Task brief — Down to the last line, set the entries down again exactly.

Material provided —

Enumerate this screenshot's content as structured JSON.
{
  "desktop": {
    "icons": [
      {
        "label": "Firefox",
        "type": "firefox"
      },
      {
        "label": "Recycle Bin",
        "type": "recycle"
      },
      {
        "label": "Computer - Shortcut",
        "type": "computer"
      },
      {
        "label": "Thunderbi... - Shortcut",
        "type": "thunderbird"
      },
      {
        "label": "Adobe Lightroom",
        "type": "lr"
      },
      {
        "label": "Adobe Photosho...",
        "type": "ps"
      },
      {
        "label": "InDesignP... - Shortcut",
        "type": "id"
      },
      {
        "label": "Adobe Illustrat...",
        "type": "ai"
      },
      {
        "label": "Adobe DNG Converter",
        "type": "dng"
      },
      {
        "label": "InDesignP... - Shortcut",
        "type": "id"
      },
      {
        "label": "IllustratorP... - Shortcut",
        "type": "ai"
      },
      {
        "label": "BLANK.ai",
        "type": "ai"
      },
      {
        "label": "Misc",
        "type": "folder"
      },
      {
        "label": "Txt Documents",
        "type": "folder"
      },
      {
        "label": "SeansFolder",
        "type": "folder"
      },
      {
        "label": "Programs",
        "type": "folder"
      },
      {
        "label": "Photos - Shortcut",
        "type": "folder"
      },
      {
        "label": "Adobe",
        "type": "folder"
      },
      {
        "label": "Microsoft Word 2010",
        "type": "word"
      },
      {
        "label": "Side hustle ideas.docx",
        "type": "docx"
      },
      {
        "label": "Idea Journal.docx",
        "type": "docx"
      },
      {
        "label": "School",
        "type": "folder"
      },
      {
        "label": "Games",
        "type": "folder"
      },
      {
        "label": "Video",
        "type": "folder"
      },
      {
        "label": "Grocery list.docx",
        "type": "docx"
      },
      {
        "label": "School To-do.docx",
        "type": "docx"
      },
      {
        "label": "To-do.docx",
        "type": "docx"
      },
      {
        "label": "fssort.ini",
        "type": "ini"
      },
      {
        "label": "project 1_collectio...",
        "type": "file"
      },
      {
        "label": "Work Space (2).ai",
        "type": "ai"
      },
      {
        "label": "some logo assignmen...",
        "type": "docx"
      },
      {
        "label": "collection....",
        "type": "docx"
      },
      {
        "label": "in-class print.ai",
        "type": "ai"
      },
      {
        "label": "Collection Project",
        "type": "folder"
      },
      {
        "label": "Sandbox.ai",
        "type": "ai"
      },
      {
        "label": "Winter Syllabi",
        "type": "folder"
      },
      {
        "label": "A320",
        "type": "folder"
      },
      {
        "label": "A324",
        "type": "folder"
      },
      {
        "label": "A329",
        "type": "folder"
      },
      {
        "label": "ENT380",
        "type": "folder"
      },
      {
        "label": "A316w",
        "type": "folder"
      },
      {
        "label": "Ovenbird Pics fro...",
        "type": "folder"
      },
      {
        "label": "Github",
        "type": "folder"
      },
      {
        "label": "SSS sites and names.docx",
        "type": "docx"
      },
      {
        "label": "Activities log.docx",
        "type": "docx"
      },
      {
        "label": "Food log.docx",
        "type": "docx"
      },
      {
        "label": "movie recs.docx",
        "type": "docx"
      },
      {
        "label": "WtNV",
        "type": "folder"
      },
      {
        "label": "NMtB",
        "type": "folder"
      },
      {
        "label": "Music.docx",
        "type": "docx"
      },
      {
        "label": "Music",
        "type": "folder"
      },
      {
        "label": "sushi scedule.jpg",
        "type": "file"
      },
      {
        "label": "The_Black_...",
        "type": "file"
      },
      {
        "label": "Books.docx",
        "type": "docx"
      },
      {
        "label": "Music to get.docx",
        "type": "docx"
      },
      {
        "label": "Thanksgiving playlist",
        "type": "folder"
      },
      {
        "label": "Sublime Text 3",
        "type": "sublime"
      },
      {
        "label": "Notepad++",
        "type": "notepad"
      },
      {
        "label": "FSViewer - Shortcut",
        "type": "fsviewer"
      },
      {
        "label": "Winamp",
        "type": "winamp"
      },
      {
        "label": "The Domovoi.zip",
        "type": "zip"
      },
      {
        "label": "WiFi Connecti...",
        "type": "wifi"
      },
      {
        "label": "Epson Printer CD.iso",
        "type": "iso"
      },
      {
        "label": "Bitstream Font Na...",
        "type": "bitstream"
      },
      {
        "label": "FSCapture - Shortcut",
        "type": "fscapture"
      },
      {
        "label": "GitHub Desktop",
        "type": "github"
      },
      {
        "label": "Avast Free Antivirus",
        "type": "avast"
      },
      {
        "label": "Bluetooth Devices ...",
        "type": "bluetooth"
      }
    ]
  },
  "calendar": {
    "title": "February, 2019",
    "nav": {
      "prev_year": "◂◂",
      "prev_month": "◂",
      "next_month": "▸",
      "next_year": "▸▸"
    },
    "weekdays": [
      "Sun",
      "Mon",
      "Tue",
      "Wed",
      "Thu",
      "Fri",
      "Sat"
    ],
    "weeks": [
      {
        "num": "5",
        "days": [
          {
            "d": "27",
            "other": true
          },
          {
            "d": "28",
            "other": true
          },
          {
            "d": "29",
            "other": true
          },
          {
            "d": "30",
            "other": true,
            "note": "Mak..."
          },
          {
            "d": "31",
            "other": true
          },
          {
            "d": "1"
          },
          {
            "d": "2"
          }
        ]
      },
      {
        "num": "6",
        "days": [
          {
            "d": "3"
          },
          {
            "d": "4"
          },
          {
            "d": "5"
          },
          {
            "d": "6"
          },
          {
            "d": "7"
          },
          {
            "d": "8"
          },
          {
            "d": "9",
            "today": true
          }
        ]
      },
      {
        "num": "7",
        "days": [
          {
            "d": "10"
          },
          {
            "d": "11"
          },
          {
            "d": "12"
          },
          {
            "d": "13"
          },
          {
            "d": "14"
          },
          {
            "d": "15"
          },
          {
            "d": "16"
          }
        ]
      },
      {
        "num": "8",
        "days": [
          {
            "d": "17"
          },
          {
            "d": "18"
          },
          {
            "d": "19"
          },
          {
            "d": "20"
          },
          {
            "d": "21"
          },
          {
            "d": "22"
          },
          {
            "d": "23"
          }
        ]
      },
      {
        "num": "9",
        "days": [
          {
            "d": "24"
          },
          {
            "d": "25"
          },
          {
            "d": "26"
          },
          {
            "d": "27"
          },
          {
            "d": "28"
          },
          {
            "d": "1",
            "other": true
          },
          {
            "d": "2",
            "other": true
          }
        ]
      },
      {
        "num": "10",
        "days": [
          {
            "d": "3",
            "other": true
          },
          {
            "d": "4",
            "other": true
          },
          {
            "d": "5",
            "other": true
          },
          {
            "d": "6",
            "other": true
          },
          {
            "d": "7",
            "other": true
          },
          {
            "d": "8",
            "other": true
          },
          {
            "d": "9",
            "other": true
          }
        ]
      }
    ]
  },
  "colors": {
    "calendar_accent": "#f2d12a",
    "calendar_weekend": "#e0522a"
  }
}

Task output —
Enumerate this screenshot's content as structured JSON.
{
  "desktop": {
    "icons": [
      {
        "label": "Firefox",
        "type": "firefox"
      },
      {
        "label": "Recycle Bin",
        "type": "recycle"
      },
      {
        "label": "Computer - Shortcut",
        "type": "computer"
      },
      {
        "label": "Thunderbi... - Shortcut",
        "type": "thunderbird"
      },
      {
        "label": "Adobe Lightroom",
        "type": "lr"
      },
      {
        "label": "Adobe Photosho...",
        "type": "ps"
      },
      {
        "label": "InDesignP... - Shortcut",
        "type": "id"
      },
      {
        "label": "Adobe Illustrat...",
        "type": "ai"
      },
      {
        "label": "Adobe DNG Converter",
        "type": "dng"
      },
      {
        "label": "InDesignP... - Shortcut",
        "type": "id"
      },
      {
        "label": "IllustratorP... - Shortcut",
        "type": "ai"
      },
      {
        "label": "BLANK.ai",
        "type": "ai"
      },
      {
        "label": "Misc",
        "type": "folder"
      },
      {
        "label": "Txt Documents",
        "type": "folder"
      },
      {
        "label": "SeansFolder",
        "type": "folder"
      },
      {
        "label": "Programs",
        "type": "folder"
      },
      {
        "label": "Photos - Shortcut",
        "type": "folder"
      },
      {
        "label": "Adobe",
        "type": "folder"
      },
      {
        "label": "Microsoft Word 2010",
        "type": "word"
      },
      {
        "label": "Side hustle ideas.docx",
        "type": "docx"
      },
      {
        "label": "Idea Journal.docx",
        "type": "docx"
      },
      {
        "label": "School",
        "type": "folder"
      },
      {
        "label": "Games",
        "type": "folder"
      },
      {
        "label": "Video",
        "type": "folder"
      },
      {
        "label": "Grocery list.docx",
        "type": "docx"
      },
      {
        "label": "School To-do.docx",
        "type": "docx"
      },
      {
        "label": "To-do.docx",
        "type": "docx"
      },
      {
        "label": "fssort.ini",
        "type": "ini"
      },
      {
        "label": "project 1_collectio...",
        "type": "file"
      },
      {
        "label": "Work Space (2).ai",
        "type": "ai"
      },
      {
        "label": "some logo assignmen...",
        "type": "docx"
      },
      {
        "label": "collection....",
        "type": "docx"
      },
      {
        "label": "in-class print.ai",
        "type": "ai"
      },
      {
        "label": "Collection Project",
        "type": "folder"
      },
      {
        "label": "Sandbox.ai",
        "type": "ai"
      },
      {
        "label": "Winter Syllabi",
        "type": "folder"
      },
      {
        "label": "A320",
        "type": "folder"
      },
      {
        "label": "A324",
        "type": "folder"
      },
      {
        "label": "A329",
        "type": "folder"
      },
      {
        "label": "ENT380",
        "type": "folder"
      },
      {
        "label": "A316w",
        "type": "folder"
      },
      {
        "label": "Ovenbird Pics fro...",
        "type": "folder"
      },
      {
        "label": "Github",
        "type": "folder"
      },
      {
        "label": "SSS sites and names.docx",
        "type": "docx"
      },
      {
        "label": "Activities log.docx",
        "type": "docx"
      },
      {
        "label": "Food log.docx",
        "type": "docx"
      },
      {
        "label": "movie recs.docx",
        "type": "docx"
      },
      {
        "label": "WtNV",
        "type": "folder"
      },
      {
        "label": "NMtB",
        "type": "folder"
      },
      {
        "label": "Music.docx",
        "type": "docx"
      },
      {
        "label": "Music",
        "type": "folder"
      },
      {
        "label": "sushi scedule.jpg",
        "type": "file"
      },
      {
        "label": "The_Black_...",
        "type": "file"
      },
      {
        "label": "Books.docx",
        "type": "docx"
      },
      {
        "label": "Music to get.docx",
        "type": "docx"
      },
      {
        "label": "Thanksgiving playlist",
        "type": "folder"
      },
      {
        "label": "Sublime Text 3",
        "type": "sublime"
      },
      {
        "label": "Notepad++",
        "type": "notepad"
      },
      {
        "label": "FSViewer - Shortcut",
        "type": "fsviewer"
      },
      {
        "label": "Winamp",
        "type": "winamp"
      },
      {
        "label": "The Domovoi.zip",
        "type": "zip"
      },
      {
        "label": "WiFi Connecti...",
        "type": "wifi"
      },
      {
        "label": "Epson Printer CD.iso",
        "type": "iso"
      },
      {
        "label": "Bitstream Font Na...",
        "type": "bitstream"
      },
      {
        "label": "FSCapture - Shortcut",
        "type": "fscapture"
      },
      {
        "label": "GitHub Desktop",
        "type": "github"
      },
      {
        "label": "Avast Free Antivirus",
        "type": "avast"
      },
      {
        "label": "Bluetooth Devices ...",
        "type": "bluetooth"
      }
    ]
  },
  "calendar": {
    "title": "February, 2019",
    "nav": {
      "prev_year": "◂◂",
      "prev_month": "◂",
      "next_month": "▸",
      "next_year": "▸▸"
    },
    "weekdays": [
      "Sun",
      "Mon",
      "Tue",
      "Wed",
      "Thu",
      "Fri",
      "Sat"
    ],
    "weeks": [
      {
        "num": "5",
        "days": [
          {
            "d": "27",
            "other": true
          },
          {
            "d": "28",
            "other": true
          },
          {
            "d": "29",
            "other": true
          },
          {
            "d": "30",
            "other": true,
            "note": "Mak..."
          },
          {
            "d": "31",
            "other": true
          },
          {
            "d": "1"
          },
          {
            "d": "2"
          }
        ]
      },
      {
        "num": "6",
        "days": [
          {
            "d": "3"
          },
          {
            "d": "4"
          },
          {
            "d": "5"
          },
          {
            "d": "6"
          },
          {
            "d": "7"
          },
          {
            "d": "8"
          },
          {
            "d": "9",
            "today": true
          }
        ]
      },
      {
        "num": "7",
        "days": [
          {
            "d": "10"
          },
          {
            "d": "11"
          },
          {
            "d": "12"
          },
          {
            "d": "13"
          },
          {
            "d": "14"
          },
          {
            "d": "15"
          },
          {
            "d": "16"
          }
        ]
      },
      {
        "num": "8",
        "days": [
          {
            "d": "17"
          },
          {
            "d": "18"
          },
          {
            "d": "19"
          },
          {
            "d": "20"
          },
          {
            "d": "21"
          },
          {
            "d": "22"
          },
          {
            "d": "23"
          }
        ]
      },
      {
        "num": "9",
        "days": [
          {
            "d": "24"
          },
          {
            "d": "25"
          },
          {
            "d": "26"
          },
          {
            "d": "27"
          },
          {
            "d": "28"
          },
          {
            "d": "1",
            "other": true
          },
          {
            "d": "2",
            "other": true
          }
        ]
      },
      {
        "num": "10",
        "days": [
          {
            "d": "3",
            "other": true
          },
          {
            "d": "4",
            "other": true
          },
          {
            "d": "5",
            "other": true
          },
          {
            "d": "6",
            "other": true
          },
          {
            "d": "7",
            "other": true
          },
          {
            "d": "8",
            "other": true
          },
          {
            "d": "9",
            "other": true
          }
        ]
      }
    ]
  },
  "colors": {
    "calendar_accent": "#f2d12a",
    "calendar_weekend": "#e0522a"
  }
}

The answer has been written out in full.